::: LISTED RECORDS :::

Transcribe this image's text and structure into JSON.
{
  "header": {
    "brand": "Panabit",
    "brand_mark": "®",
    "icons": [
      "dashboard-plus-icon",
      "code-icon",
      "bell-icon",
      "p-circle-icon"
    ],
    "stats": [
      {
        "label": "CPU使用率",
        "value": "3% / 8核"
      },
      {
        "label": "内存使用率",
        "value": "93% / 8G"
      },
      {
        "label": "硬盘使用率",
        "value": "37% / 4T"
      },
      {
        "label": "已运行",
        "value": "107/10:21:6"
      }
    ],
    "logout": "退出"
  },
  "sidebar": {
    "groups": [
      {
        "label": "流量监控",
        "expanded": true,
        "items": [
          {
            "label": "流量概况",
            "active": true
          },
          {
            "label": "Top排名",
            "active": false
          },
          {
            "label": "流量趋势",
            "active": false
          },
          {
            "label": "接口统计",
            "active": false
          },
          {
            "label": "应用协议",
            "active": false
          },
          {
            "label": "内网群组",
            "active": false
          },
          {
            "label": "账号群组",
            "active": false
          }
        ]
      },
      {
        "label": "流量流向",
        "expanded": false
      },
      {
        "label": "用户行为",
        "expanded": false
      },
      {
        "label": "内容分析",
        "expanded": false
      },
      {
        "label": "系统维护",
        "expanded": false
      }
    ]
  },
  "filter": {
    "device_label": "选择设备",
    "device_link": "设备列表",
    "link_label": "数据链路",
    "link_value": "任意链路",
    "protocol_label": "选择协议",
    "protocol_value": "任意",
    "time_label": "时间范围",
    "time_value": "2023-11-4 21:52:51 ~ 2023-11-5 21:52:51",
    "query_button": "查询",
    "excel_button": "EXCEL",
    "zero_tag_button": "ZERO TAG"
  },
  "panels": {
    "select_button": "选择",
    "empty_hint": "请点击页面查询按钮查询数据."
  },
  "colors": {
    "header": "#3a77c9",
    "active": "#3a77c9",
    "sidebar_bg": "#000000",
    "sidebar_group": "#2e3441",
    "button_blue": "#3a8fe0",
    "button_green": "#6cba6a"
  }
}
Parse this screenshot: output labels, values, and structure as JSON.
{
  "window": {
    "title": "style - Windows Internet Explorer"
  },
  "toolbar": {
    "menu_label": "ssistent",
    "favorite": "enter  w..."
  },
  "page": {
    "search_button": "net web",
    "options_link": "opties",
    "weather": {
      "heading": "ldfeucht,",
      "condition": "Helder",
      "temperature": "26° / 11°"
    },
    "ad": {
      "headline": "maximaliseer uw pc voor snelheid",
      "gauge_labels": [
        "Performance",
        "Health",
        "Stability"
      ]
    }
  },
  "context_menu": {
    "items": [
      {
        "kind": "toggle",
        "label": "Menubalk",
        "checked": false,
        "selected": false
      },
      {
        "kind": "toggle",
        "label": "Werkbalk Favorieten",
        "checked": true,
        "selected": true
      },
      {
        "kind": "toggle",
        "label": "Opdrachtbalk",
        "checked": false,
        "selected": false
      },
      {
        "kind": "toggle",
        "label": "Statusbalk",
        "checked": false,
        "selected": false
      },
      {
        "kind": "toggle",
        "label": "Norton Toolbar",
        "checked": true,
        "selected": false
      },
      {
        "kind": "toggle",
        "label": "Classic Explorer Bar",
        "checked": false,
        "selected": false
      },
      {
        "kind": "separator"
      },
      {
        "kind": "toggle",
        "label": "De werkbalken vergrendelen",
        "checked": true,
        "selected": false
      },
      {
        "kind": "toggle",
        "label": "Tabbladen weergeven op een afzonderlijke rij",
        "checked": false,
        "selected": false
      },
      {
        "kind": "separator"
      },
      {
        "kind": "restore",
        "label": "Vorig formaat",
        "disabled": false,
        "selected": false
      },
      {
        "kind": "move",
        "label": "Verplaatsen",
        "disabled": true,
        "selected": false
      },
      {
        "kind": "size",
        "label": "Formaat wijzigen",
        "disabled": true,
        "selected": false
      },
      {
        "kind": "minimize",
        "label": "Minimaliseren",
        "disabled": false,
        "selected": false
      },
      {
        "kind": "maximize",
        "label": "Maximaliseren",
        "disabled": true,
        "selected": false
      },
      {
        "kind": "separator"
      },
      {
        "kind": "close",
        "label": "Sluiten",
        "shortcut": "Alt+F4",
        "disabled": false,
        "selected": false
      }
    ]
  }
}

:::
::: LISTED RECORDS :::

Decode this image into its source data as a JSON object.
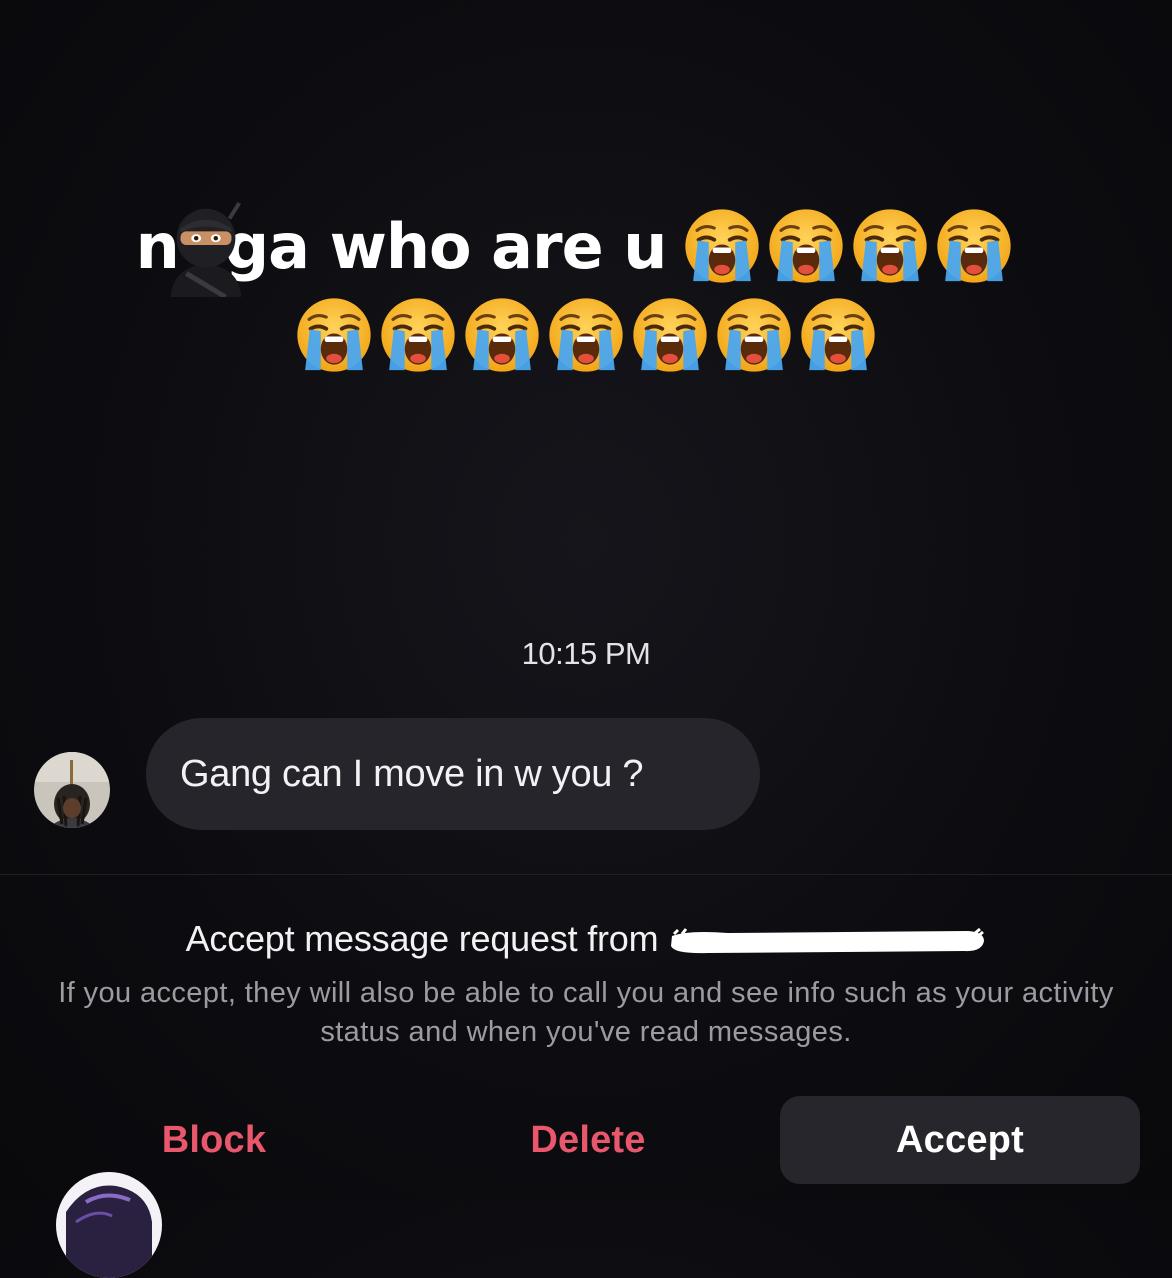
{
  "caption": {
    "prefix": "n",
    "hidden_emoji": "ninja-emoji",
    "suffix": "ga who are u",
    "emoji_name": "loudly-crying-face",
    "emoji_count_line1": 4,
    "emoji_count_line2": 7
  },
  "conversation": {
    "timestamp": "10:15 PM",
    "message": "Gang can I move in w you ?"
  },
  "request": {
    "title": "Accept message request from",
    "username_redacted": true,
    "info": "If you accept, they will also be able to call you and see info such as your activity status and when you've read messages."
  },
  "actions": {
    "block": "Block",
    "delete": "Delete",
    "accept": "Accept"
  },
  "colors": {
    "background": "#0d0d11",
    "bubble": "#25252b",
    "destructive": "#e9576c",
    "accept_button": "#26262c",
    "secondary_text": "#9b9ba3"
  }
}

:::

Extract all lines from the material above that include the word "this".

=== CORRECT ANSWER ===
Transcribe this image's text and structure into JSON.
Parse this screenshot: output labels, values, and structure as JSON.
Decode this image into its source data as a JSON object.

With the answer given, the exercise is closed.